> **What the exercise asks**
Make an exact copy of each entry, leaving out every picture.

[START Excerpted data]

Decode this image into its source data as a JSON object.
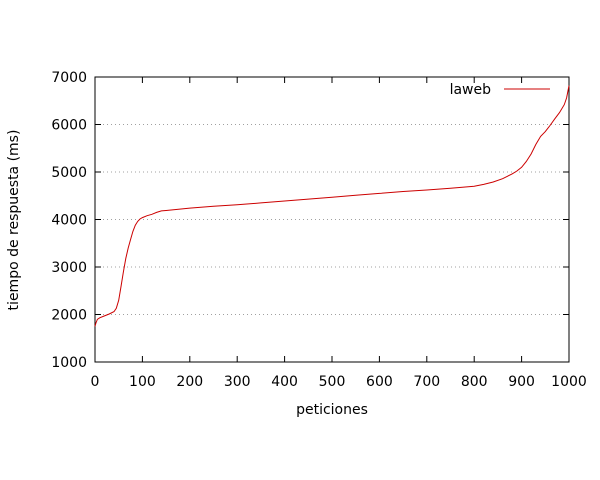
{
  "chart_data": {
    "type": "line",
    "title": "",
    "xlabel": "peticiones",
    "ylabel": "tiempo de respuesta (ms)",
    "xlim": [
      0,
      1000
    ],
    "ylim": [
      1000,
      7000
    ],
    "xticks": [
      0,
      100,
      200,
      300,
      400,
      500,
      600,
      700,
      800,
      900,
      1000
    ],
    "yticks": [
      1000,
      2000,
      3000,
      4000,
      5000,
      6000,
      7000
    ],
    "grid": "horizontal dotted",
    "legend_position": "top-right",
    "series": [
      {
        "name": "laweb",
        "color": "#cc0000",
        "x": [
          0,
          2,
          5,
          10,
          20,
          30,
          40,
          45,
          50,
          55,
          60,
          65,
          70,
          75,
          80,
          85,
          90,
          95,
          100,
          110,
          120,
          130,
          140,
          150,
          200,
          250,
          300,
          350,
          400,
          450,
          500,
          550,
          600,
          650,
          700,
          750,
          800,
          820,
          840,
          860,
          870,
          880,
          890,
          900,
          910,
          920,
          930,
          940,
          950,
          960,
          970,
          980,
          990,
          995,
          1000
        ],
        "y": [
          1750,
          1820,
          1900,
          1930,
          1970,
          2010,
          2060,
          2130,
          2300,
          2600,
          2900,
          3180,
          3400,
          3580,
          3750,
          3880,
          3960,
          4010,
          4040,
          4080,
          4110,
          4150,
          4180,
          4190,
          4240,
          4280,
          4310,
          4350,
          4390,
          4430,
          4470,
          4510,
          4550,
          4590,
          4620,
          4660,
          4700,
          4740,
          4790,
          4860,
          4910,
          4960,
          5020,
          5100,
          5220,
          5380,
          5580,
          5750,
          5850,
          5980,
          6120,
          6250,
          6420,
          6560,
          6820
        ]
      }
    ]
  }
}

[END Excerpted data]

> **Solution to the problem**
Decode this image into its source data as a JSON object.
{
  "chart_data": {
    "type": "line",
    "title": "",
    "xlabel": "peticiones",
    "ylabel": "tiempo de respuesta (ms)",
    "xlim": [
      0,
      1000
    ],
    "ylim": [
      1000,
      7000
    ],
    "xticks": [
      0,
      100,
      200,
      300,
      400,
      500,
      600,
      700,
      800,
      900,
      1000
    ],
    "yticks": [
      1000,
      2000,
      3000,
      4000,
      5000,
      6000,
      7000
    ],
    "grid": "horizontal dotted",
    "legend_position": "top-right",
    "series": [
      {
        "name": "laweb",
        "color": "#cc0000",
        "x": [
          0,
          2,
          5,
          10,
          20,
          30,
          40,
          45,
          50,
          55,
          60,
          65,
          70,
          75,
          80,
          85,
          90,
          95,
          100,
          110,
          120,
          130,
          140,
          150,
          200,
          250,
          300,
          350,
          400,
          450,
          500,
          550,
          600,
          650,
          700,
          750,
          800,
          820,
          840,
          860,
          870,
          880,
          890,
          900,
          910,
          920,
          930,
          940,
          950,
          960,
          970,
          980,
          990,
          995,
          1000
        ],
        "y": [
          1750,
          1820,
          1900,
          1930,
          1970,
          2010,
          2060,
          2130,
          2300,
          2600,
          2900,
          3180,
          3400,
          3580,
          3750,
          3880,
          3960,
          4010,
          4040,
          4080,
          4110,
          4150,
          4180,
          4190,
          4240,
          4280,
          4310,
          4350,
          4390,
          4430,
          4470,
          4510,
          4550,
          4590,
          4620,
          4660,
          4700,
          4740,
          4790,
          4860,
          4910,
          4960,
          5020,
          5100,
          5220,
          5380,
          5580,
          5750,
          5850,
          5980,
          6120,
          6250,
          6420,
          6560,
          6820
        ]
      }
    ]
  }
}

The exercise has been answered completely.